» **Written instruction**
Quote the listing below in full and exactly as written, but omit every picture.

[Begin Data records]

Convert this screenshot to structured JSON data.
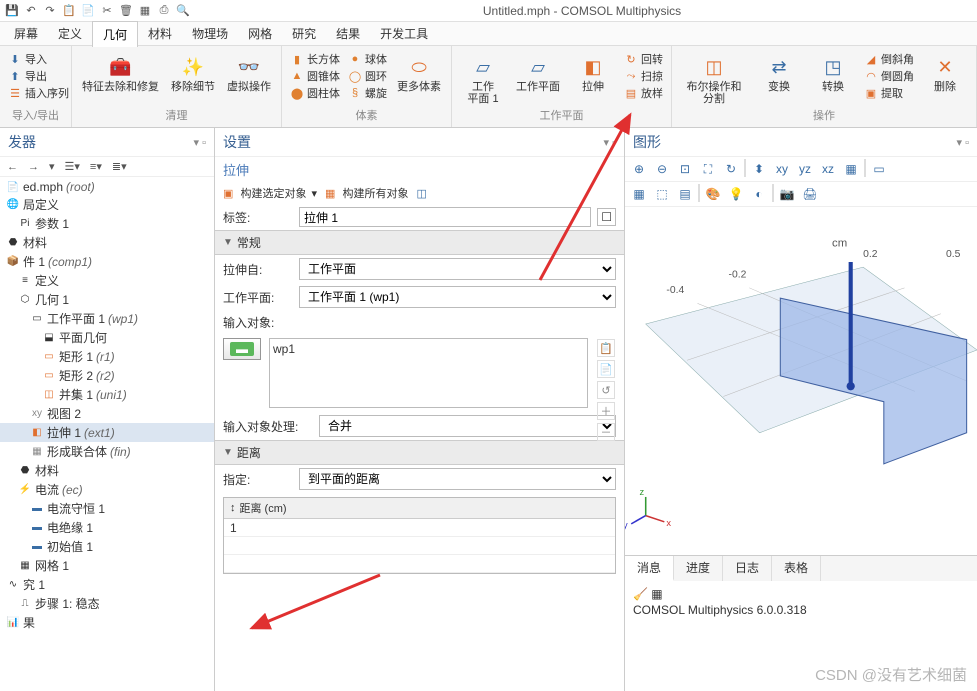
{
  "title": "Untitled.mph - COMSOL Multiphysics",
  "menu": {
    "items": [
      "屏幕",
      "定义",
      "几何",
      "材料",
      "物理场",
      "网格",
      "研究",
      "结果",
      "开发工具"
    ],
    "active": 2
  },
  "ribbon": {
    "io": {
      "import": "导入",
      "export": "导出",
      "insert": "插入序列",
      "label": "导入/导出"
    },
    "clean": {
      "defeature": "特征去除和修复",
      "remove": "移除细节",
      "virtual": "虚拟操作",
      "label": "清理"
    },
    "prim": {
      "box": "长方体",
      "cone": "圆锥体",
      "cyl": "圆柱体",
      "sphere": "球体",
      "torus": "圆环",
      "helix": "螺旋",
      "more": "更多体素",
      "label": "体素"
    },
    "wp": {
      "wp1": "工作\n平面 1",
      "wp": "工作平面",
      "extrude": "拉伸",
      "rot": "回转",
      "sweep": "扫掠",
      "loft": "放样",
      "label": "工作平面"
    },
    "ops": {
      "bool": "布尔操作和分割",
      "trans": "变换",
      "conv": "转换",
      "chamfer": "倒斜角",
      "fillet": "倒圆角",
      "extract": "提取",
      "del": "删除",
      "label": "操作"
    }
  },
  "builder": {
    "title": "发器"
  },
  "tree": [
    {
      "t": "ed.mph (root)",
      "l": 1,
      "i": "📄"
    },
    {
      "t": "局定义",
      "l": 1,
      "i": "🌐"
    },
    {
      "t": "参数 1",
      "l": 2,
      "i": "Pi"
    },
    {
      "t": "材料",
      "l": 1,
      "i": "⬣"
    },
    {
      "t": "件 1 (comp1)",
      "l": 1,
      "i": "📦",
      "em": "(comp1)"
    },
    {
      "t": "定义",
      "l": 2,
      "i": "≡"
    },
    {
      "t": "几何 1",
      "l": 2,
      "i": "⬡"
    },
    {
      "t": "工作平面 1 (wp1)",
      "l": 3,
      "i": "▭",
      "em": "(wp1)"
    },
    {
      "t": "平面几何",
      "l": 4,
      "i": "⬓"
    },
    {
      "t": "矩形 1 (r1)",
      "l": 4,
      "i": "▭",
      "em": "(r1)",
      "c": "ico-orange"
    },
    {
      "t": "矩形 2 (r2)",
      "l": 4,
      "i": "▭",
      "em": "(r2)",
      "c": "ico-orange"
    },
    {
      "t": "并集 1 (uni1)",
      "l": 4,
      "i": "◫",
      "em": "(uni1)",
      "c": "ico-orange"
    },
    {
      "t": "视图 2",
      "l": 3,
      "i": "xy",
      "c": "ico-gray"
    },
    {
      "t": "拉伸 1 (ext1)",
      "l": 3,
      "i": "◧",
      "em": "(ext1)",
      "sel": true,
      "c": "ico-orange"
    },
    {
      "t": "形成联合体 (fin)",
      "l": 3,
      "i": "▦",
      "em": "(fin)",
      "c": "ico-gray"
    },
    {
      "t": "材料",
      "l": 2,
      "i": "⬣"
    },
    {
      "t": "电流 (ec)",
      "l": 2,
      "i": "⚡",
      "em": "(ec)"
    },
    {
      "t": "电流守恒 1",
      "l": 3,
      "i": "▬",
      "c": "ico-blue"
    },
    {
      "t": "电绝缘 1",
      "l": 3,
      "i": "▬",
      "c": "ico-blue"
    },
    {
      "t": "初始值 1",
      "l": 3,
      "i": "▬",
      "c": "ico-blue"
    },
    {
      "t": "网格 1",
      "l": 2,
      "i": "▦"
    },
    {
      "t": "究 1",
      "l": 1,
      "i": "∿"
    },
    {
      "t": "步骤 1: 稳态",
      "l": 2,
      "i": "⎍"
    },
    {
      "t": "果",
      "l": 1,
      "i": "📊"
    }
  ],
  "settings": {
    "title": "设置",
    "sub": "拉伸",
    "build_sel": "构建选定对象",
    "build_all": "构建所有对象",
    "tag_label": "标签:",
    "tag_value": "拉伸 1",
    "sec_general": "常规",
    "from_label": "拉伸自:",
    "from_value": "工作平面",
    "wp_label": "工作平面:",
    "wp_value": "工作平面 1 (wp1)",
    "input_obj": "输入对象:",
    "obj_item": "wp1",
    "handle_label": "输入对象处理:",
    "handle_value": "合并",
    "sec_dist": "距离",
    "spec_label": "指定:",
    "spec_value": "到平面的距离",
    "dist_header": "距离 (cm)",
    "dist_value": "1"
  },
  "graphics": {
    "title": "图形",
    "unit": "cm",
    "ticks": [
      "-0.4",
      "-0.2",
      "0.2",
      "0.5"
    ],
    "axes": {
      "x": "x",
      "y": "y",
      "z": "z"
    }
  },
  "msgs": {
    "tabs": [
      "消息",
      "进度",
      "日志",
      "表格"
    ],
    "text": "COMSOL Multiphysics 6.0.0.318"
  },
  "watermark": "CSDN @没有艺术细菌"
}
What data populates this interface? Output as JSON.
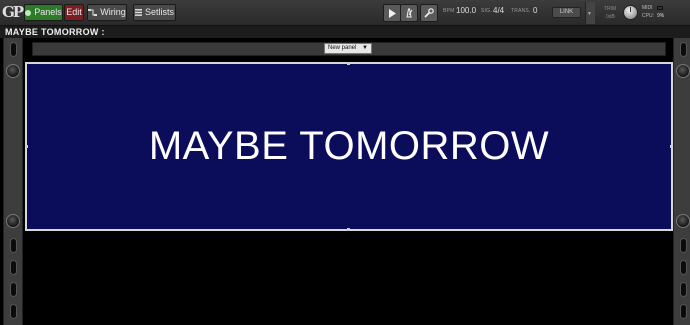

[End Data records]

» **Answer to the task**
Convert this screenshot to structured JSON data.
{
  "title": "Untitled.mph - COMSOL Multiphysics",
  "menu": {
    "items": [
      "屏幕",
      "定义",
      "几何",
      "材料",
      "物理场",
      "网格",
      "研究",
      "结果",
      "开发工具"
    ],
    "active": 2
  },
  "ribbon": {
    "io": {
      "import": "导入",
      "export": "导出",
      "insert": "插入序列",
      "label": "导入/导出"
    },
    "clean": {
      "defeature": "特征去除和修复",
      "remove": "移除细节",
      "virtual": "虚拟操作",
      "label": "清理"
    },
    "prim": {
      "box": "长方体",
      "cone": "圆锥体",
      "cyl": "圆柱体",
      "sphere": "球体",
      "torus": "圆环",
      "helix": "螺旋",
      "more": "更多体素",
      "label": "体素"
    },
    "wp": {
      "wp1": "工作\n平面 1",
      "wp": "工作平面",
      "extrude": "拉伸",
      "rot": "回转",
      "sweep": "扫掠",
      "loft": "放样",
      "label": "工作平面"
    },
    "ops": {
      "bool": "布尔操作和分割",
      "trans": "变换",
      "conv": "转换",
      "chamfer": "倒斜角",
      "fillet": "倒圆角",
      "extract": "提取",
      "del": "删除",
      "label": "操作"
    }
  },
  "builder": {
    "title": "发器"
  },
  "tree": [
    {
      "t": "ed.mph (root)",
      "l": 1,
      "i": "📄"
    },
    {
      "t": "局定义",
      "l": 1,
      "i": "🌐"
    },
    {
      "t": "参数 1",
      "l": 2,
      "i": "Pi"
    },
    {
      "t": "材料",
      "l": 1,
      "i": "⬣"
    },
    {
      "t": "件 1 (comp1)",
      "l": 1,
      "i": "📦",
      "em": "(comp1)"
    },
    {
      "t": "定义",
      "l": 2,
      "i": "≡"
    },
    {
      "t": "几何 1",
      "l": 2,
      "i": "⬡"
    },
    {
      "t": "工作平面 1 (wp1)",
      "l": 3,
      "i": "▭",
      "em": "(wp1)"
    },
    {
      "t": "平面几何",
      "l": 4,
      "i": "⬓"
    },
    {
      "t": "矩形 1 (r1)",
      "l": 4,
      "i": "▭",
      "em": "(r1)",
      "c": "ico-orange"
    },
    {
      "t": "矩形 2 (r2)",
      "l": 4,
      "i": "▭",
      "em": "(r2)",
      "c": "ico-orange"
    },
    {
      "t": "并集 1 (uni1)",
      "l": 4,
      "i": "◫",
      "em": "(uni1)",
      "c": "ico-orange"
    },
    {
      "t": "视图 2",
      "l": 3,
      "i": "xy",
      "c": "ico-gray"
    },
    {
      "t": "拉伸 1 (ext1)",
      "l": 3,
      "i": "◧",
      "em": "(ext1)",
      "sel": true,
      "c": "ico-orange"
    },
    {
      "t": "形成联合体 (fin)",
      "l": 3,
      "i": "▦",
      "em": "(fin)",
      "c": "ico-gray"
    },
    {
      "t": "材料",
      "l": 2,
      "i": "⬣"
    },
    {
      "t": "电流 (ec)",
      "l": 2,
      "i": "⚡",
      "em": "(ec)"
    },
    {
      "t": "电流守恒 1",
      "l": 3,
      "i": "▬",
      "c": "ico-blue"
    },
    {
      "t": "电绝缘 1",
      "l": 3,
      "i": "▬",
      "c": "ico-blue"
    },
    {
      "t": "初始值 1",
      "l": 3,
      "i": "▬",
      "c": "ico-blue"
    },
    {
      "t": "网格 1",
      "l": 2,
      "i": "▦"
    },
    {
      "t": "究 1",
      "l": 1,
      "i": "∿"
    },
    {
      "t": "步骤 1: 稳态",
      "l": 2,
      "i": "⎍"
    },
    {
      "t": "果",
      "l": 1,
      "i": "📊"
    }
  ],
  "settings": {
    "title": "设置",
    "sub": "拉伸",
    "build_sel": "构建选定对象",
    "build_all": "构建所有对象",
    "tag_label": "标签:",
    "tag_value": "拉伸 1",
    "sec_general": "常规",
    "from_label": "拉伸自:",
    "from_value": "工作平面",
    "wp_label": "工作平面:",
    "wp_value": "工作平面 1 (wp1)",
    "input_obj": "输入对象:",
    "obj_item": "wp1",
    "handle_label": "输入对象处理:",
    "handle_value": "合并",
    "sec_dist": "距离",
    "spec_label": "指定:",
    "spec_value": "到平面的距离",
    "dist_header": "距离 (cm)",
    "dist_value": "1"
  },
  "graphics": {
    "title": "图形",
    "unit": "cm",
    "ticks": [
      "-0.4",
      "-0.2",
      "0.2",
      "0.5"
    ],
    "axes": {
      "x": "x",
      "y": "y",
      "z": "z"
    }
  },
  "msgs": {
    "tabs": [
      "消息",
      "进度",
      "日志",
      "表格"
    ],
    "text": "COMSOL Multiphysics 6.0.0.318"
  },
  "watermark": "CSDN @没有艺术细菌"
}
What data populates this interface? Output as JSON.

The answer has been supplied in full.